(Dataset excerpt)
»»

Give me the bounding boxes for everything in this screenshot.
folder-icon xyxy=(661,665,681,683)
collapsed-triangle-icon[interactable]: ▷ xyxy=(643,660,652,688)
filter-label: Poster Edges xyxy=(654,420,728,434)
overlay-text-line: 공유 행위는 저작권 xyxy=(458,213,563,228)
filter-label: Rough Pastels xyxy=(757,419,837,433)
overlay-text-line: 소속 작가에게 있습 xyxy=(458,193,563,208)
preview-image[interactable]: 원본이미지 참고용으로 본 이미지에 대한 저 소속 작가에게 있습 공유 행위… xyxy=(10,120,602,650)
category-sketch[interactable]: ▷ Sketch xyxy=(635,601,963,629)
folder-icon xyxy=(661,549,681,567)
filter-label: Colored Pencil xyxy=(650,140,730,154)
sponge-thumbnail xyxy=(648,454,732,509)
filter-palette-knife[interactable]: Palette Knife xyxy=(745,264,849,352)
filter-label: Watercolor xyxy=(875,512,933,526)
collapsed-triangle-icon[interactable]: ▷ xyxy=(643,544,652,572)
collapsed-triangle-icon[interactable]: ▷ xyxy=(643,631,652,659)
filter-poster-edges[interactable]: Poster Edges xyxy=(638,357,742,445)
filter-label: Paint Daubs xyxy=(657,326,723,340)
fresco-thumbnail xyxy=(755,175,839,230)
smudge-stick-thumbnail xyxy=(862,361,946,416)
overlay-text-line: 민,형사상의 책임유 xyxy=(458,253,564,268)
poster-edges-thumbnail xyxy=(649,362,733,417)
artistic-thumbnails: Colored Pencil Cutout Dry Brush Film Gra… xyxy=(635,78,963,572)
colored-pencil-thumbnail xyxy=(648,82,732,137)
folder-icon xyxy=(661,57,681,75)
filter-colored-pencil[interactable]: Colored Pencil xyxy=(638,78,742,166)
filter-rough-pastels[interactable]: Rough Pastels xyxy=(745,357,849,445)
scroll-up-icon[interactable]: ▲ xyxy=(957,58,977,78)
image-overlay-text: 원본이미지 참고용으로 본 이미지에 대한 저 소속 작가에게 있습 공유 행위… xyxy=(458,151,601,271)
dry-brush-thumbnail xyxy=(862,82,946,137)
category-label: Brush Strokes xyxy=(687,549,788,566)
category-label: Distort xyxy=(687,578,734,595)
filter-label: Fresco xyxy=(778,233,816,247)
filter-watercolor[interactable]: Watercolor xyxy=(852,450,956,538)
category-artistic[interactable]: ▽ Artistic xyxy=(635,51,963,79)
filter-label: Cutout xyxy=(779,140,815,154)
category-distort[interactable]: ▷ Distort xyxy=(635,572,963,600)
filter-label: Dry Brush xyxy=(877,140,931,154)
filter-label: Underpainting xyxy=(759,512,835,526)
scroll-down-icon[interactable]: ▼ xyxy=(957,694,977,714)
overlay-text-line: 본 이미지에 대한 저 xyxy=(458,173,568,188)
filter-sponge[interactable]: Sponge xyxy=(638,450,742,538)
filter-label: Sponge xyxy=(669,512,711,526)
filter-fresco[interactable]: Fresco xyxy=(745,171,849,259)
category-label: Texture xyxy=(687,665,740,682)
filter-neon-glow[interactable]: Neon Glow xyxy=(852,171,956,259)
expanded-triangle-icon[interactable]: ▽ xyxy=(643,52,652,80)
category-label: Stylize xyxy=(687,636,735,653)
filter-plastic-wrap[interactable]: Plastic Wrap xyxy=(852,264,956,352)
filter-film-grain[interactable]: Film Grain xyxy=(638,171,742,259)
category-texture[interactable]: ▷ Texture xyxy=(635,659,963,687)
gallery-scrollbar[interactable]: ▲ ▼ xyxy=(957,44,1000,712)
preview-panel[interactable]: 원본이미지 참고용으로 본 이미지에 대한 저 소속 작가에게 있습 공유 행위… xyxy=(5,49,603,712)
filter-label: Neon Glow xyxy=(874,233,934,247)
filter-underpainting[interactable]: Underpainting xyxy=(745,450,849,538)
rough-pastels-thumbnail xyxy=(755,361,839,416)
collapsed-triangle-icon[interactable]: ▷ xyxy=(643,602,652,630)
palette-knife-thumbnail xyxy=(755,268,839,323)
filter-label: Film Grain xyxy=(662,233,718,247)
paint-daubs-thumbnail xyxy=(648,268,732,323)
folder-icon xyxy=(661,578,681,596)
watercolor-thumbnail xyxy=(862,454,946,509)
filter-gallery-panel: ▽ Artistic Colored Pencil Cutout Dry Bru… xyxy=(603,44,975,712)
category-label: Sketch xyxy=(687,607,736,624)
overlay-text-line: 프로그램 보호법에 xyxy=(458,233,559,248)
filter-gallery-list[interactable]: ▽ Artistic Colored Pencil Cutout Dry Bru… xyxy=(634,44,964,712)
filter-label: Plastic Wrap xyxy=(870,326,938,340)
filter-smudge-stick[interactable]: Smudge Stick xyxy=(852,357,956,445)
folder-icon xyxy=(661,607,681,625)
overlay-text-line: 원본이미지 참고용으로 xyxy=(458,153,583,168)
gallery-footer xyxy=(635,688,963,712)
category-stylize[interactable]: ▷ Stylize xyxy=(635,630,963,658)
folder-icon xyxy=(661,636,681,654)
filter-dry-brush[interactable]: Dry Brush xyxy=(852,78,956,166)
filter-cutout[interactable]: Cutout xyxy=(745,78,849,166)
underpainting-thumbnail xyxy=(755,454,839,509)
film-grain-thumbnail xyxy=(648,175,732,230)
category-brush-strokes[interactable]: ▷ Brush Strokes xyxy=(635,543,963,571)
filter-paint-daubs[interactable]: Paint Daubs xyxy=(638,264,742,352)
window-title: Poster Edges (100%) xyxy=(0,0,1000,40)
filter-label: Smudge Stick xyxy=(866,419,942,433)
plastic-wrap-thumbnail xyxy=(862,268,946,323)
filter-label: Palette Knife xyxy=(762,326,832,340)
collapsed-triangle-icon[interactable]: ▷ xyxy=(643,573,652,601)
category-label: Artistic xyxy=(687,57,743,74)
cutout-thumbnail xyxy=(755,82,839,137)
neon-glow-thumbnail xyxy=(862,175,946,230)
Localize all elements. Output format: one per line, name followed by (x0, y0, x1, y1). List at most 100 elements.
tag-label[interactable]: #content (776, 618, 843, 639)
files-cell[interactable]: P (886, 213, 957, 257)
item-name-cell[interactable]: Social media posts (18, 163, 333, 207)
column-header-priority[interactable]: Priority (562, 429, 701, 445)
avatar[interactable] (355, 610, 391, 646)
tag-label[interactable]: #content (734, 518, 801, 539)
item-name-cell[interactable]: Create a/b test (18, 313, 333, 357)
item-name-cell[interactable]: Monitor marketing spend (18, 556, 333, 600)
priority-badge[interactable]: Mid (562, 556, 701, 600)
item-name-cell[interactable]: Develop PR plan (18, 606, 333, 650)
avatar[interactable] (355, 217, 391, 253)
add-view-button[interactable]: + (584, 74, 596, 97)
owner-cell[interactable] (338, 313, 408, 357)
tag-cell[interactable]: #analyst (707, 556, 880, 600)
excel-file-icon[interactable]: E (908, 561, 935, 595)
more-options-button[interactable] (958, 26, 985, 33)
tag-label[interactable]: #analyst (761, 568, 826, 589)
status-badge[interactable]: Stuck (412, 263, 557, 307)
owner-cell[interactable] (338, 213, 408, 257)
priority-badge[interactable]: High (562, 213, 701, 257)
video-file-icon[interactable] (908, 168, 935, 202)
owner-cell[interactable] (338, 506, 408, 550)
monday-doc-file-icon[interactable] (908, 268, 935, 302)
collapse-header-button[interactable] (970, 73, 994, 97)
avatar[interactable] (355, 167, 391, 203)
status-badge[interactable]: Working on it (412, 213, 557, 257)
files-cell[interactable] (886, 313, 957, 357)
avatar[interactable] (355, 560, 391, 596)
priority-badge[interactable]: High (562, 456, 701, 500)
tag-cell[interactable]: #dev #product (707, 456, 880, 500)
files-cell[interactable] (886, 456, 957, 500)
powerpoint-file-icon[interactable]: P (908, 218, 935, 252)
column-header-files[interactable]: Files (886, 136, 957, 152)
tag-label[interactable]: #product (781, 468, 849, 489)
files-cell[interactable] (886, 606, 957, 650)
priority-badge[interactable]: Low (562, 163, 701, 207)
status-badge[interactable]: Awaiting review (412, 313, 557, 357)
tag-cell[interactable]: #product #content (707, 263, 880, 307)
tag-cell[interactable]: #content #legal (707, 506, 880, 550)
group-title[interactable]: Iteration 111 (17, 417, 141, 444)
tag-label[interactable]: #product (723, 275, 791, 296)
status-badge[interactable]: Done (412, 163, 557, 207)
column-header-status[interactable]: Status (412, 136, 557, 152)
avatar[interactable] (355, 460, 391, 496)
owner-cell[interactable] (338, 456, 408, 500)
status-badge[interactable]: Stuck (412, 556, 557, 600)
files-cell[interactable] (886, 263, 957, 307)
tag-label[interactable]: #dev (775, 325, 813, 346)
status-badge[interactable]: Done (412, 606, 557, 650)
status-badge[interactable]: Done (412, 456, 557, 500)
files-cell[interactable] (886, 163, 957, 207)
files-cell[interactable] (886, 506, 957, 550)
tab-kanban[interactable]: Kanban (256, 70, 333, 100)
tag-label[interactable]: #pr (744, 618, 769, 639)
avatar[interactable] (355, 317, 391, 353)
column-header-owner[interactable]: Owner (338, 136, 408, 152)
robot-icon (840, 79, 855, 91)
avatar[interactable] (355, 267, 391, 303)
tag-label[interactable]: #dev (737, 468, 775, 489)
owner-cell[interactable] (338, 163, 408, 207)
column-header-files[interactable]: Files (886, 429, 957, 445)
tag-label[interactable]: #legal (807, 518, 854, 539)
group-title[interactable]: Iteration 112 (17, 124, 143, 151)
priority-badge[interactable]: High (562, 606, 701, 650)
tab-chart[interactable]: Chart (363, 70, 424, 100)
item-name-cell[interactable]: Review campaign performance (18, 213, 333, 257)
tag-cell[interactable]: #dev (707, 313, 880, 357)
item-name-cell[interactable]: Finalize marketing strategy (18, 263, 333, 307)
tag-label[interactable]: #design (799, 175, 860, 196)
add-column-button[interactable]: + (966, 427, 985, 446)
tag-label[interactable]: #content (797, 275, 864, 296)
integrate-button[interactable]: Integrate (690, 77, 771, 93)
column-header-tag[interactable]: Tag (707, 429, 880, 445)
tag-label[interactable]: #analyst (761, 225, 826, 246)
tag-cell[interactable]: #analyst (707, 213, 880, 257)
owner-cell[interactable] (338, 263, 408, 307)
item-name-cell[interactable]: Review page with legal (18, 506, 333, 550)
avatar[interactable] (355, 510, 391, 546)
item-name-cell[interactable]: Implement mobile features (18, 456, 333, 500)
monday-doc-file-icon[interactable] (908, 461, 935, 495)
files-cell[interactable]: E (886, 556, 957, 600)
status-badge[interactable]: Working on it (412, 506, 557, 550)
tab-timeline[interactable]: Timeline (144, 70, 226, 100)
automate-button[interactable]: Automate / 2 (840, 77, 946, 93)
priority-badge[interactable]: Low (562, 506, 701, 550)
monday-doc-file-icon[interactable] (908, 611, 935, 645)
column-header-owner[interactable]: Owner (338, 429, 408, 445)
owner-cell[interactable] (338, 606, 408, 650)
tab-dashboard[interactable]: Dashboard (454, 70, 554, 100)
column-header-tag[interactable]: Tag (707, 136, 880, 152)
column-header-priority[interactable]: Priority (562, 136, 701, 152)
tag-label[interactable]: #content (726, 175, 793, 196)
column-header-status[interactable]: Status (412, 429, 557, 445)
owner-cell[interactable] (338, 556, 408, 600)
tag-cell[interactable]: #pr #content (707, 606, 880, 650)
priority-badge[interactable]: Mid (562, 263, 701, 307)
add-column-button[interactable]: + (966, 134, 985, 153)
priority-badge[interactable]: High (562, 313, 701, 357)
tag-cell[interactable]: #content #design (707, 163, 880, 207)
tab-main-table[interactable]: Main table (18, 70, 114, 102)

««

:: GIVEN REQUEST ::
Can you quote the entries word for word, starting with the very first line and going on through the line containing "preview-image[interactable]: 원본이미지 참고용으로"?

:: FINAL ANSWER ::
Give me the bounding boxes for everything in this screenshot.
folder-icon xyxy=(661,665,681,683)
collapsed-triangle-icon[interactable]: ▷ xyxy=(643,660,652,688)
filter-label: Poster Edges xyxy=(654,420,728,434)
overlay-text-line: 공유 행위는 저작권 xyxy=(458,213,563,228)
filter-label: Rough Pastels xyxy=(757,419,837,433)
overlay-text-line: 소속 작가에게 있습 xyxy=(458,193,563,208)
preview-image[interactable]: 원본이미지 참고용으로 본 이미지에 대한 저 소속 작가에게 있습 공유 행위… xyxy=(10,120,602,650)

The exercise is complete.